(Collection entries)
____
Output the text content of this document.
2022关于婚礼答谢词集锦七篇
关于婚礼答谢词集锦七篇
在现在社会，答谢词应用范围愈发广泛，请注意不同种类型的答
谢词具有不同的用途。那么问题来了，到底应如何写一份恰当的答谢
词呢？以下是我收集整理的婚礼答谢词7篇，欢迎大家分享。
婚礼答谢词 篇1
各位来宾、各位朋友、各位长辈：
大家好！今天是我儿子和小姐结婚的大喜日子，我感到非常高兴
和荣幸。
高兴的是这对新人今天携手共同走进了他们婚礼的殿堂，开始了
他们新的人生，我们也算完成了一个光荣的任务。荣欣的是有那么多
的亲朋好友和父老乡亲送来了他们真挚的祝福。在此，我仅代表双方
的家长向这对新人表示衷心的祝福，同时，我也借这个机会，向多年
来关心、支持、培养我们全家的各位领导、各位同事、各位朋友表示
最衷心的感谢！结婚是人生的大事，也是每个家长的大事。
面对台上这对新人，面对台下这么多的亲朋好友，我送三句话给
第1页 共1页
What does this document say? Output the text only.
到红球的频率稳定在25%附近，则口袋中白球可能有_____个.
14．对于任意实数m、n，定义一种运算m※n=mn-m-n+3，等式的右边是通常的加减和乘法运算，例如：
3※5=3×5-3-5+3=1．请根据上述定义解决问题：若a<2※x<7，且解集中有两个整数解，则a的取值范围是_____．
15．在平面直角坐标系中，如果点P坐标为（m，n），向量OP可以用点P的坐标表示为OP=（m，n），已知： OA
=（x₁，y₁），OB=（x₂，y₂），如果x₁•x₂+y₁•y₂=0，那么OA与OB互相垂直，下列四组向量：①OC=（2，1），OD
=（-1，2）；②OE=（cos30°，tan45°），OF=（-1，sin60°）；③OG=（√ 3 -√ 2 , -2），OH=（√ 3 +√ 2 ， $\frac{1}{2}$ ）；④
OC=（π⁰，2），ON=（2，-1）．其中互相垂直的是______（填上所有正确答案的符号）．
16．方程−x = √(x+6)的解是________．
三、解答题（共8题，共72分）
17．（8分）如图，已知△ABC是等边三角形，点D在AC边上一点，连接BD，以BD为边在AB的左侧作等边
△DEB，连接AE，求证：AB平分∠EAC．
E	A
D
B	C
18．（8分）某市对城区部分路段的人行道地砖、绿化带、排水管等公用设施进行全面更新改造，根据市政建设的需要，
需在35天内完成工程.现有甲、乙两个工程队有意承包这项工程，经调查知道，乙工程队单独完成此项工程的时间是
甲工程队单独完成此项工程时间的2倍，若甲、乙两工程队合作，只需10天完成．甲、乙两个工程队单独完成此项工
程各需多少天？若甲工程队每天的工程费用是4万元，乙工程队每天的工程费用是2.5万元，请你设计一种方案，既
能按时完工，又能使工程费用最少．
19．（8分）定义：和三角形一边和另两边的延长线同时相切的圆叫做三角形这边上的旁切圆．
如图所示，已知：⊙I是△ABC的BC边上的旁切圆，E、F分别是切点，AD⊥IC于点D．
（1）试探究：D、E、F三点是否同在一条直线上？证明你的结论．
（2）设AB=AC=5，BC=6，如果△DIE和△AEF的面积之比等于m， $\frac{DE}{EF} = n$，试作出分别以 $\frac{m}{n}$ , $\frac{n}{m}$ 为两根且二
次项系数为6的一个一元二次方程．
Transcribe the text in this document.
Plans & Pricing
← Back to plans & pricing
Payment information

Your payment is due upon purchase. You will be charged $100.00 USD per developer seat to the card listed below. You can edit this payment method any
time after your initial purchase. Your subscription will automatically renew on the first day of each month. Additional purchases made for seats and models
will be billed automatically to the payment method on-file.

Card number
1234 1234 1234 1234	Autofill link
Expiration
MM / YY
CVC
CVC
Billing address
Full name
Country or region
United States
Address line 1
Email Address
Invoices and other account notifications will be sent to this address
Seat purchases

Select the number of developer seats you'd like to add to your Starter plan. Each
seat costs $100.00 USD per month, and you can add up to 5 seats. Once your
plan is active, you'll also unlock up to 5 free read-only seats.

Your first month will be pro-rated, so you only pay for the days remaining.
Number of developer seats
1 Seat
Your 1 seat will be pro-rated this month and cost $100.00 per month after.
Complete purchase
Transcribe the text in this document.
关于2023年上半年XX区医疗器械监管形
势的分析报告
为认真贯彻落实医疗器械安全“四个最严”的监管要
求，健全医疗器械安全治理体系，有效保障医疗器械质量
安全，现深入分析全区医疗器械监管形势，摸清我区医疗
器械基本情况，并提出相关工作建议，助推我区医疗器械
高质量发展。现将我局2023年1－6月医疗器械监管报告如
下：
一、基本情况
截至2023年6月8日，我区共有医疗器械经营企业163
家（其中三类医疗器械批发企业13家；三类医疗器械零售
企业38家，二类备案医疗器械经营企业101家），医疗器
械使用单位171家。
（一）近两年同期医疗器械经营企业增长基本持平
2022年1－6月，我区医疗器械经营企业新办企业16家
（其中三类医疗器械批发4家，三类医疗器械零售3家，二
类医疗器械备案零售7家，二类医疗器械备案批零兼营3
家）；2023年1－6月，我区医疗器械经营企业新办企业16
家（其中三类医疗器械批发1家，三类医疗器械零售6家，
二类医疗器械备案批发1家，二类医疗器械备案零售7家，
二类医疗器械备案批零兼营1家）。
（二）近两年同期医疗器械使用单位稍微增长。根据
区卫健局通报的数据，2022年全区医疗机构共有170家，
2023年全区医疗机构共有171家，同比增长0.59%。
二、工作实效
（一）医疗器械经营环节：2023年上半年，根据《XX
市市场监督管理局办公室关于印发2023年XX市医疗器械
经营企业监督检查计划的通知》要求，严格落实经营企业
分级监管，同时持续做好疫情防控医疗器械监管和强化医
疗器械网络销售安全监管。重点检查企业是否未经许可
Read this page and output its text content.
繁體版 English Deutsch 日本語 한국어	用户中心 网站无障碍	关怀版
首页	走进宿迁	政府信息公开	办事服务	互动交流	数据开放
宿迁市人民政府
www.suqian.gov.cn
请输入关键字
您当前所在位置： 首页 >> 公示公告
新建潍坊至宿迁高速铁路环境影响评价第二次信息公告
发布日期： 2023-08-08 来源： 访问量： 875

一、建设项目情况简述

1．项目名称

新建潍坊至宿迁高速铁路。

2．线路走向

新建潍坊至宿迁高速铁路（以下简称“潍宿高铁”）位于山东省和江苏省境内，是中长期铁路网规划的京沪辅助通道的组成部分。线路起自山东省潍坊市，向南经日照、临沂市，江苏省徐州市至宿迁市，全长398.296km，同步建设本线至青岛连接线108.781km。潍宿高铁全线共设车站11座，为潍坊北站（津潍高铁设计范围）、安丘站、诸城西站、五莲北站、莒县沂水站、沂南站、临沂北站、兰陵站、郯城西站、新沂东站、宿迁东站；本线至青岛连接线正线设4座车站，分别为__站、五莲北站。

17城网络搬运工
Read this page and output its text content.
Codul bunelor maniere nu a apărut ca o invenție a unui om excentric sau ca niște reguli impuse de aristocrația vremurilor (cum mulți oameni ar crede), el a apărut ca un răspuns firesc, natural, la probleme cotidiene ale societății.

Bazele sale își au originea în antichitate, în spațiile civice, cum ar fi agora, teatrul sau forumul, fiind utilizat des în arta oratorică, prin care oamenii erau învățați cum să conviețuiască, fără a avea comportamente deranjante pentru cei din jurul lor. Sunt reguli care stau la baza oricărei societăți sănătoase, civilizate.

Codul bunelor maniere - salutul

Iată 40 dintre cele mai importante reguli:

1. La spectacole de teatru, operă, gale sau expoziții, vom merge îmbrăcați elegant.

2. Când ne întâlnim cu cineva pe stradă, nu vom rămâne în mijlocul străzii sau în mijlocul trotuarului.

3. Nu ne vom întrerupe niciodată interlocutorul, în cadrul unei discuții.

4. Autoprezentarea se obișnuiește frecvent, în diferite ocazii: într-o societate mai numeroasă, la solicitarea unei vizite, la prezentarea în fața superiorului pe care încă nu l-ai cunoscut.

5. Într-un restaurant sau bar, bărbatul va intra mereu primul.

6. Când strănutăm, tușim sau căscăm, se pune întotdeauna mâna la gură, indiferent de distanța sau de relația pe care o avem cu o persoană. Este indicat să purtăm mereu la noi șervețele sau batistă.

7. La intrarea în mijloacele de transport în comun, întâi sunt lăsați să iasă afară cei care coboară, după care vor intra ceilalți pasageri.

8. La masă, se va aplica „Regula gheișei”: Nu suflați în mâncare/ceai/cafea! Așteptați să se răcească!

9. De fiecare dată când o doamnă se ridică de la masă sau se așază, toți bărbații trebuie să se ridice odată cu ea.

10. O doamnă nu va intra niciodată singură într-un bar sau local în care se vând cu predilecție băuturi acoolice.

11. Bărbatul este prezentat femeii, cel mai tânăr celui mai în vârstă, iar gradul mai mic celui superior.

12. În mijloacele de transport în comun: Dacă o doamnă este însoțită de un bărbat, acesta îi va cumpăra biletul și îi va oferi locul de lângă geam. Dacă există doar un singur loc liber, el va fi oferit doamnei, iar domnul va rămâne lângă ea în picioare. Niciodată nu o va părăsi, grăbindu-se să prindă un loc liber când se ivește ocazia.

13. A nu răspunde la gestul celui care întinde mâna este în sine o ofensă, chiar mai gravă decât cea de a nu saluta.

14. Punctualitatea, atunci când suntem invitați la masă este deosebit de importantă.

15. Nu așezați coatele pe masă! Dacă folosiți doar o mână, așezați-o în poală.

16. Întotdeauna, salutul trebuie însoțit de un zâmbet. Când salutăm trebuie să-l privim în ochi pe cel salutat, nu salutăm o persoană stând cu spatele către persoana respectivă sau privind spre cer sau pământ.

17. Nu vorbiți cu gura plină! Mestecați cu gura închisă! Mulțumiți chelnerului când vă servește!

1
____
**What the exercise asks**
Within the listing above, find every line containing the string "doar" and return it.

**Response**
12. În mijloacele de transport în comun: Dacă o doamnă este însoțită de un bărbat, acesta îi va cumpăra biletul și îi va oferi locul de lângă geam. Dacă există doar un singur loc liber, el va fi oferit doamnei, iar domnul va rămâne lângă ea în picioare. Niciodată nu o va părăsi, grăbindu-se să prindă un loc liber când se ivește ocazia.
15. Nu așezați coatele pe masă! Dacă folosiți doar o mână, așezați-o în poală.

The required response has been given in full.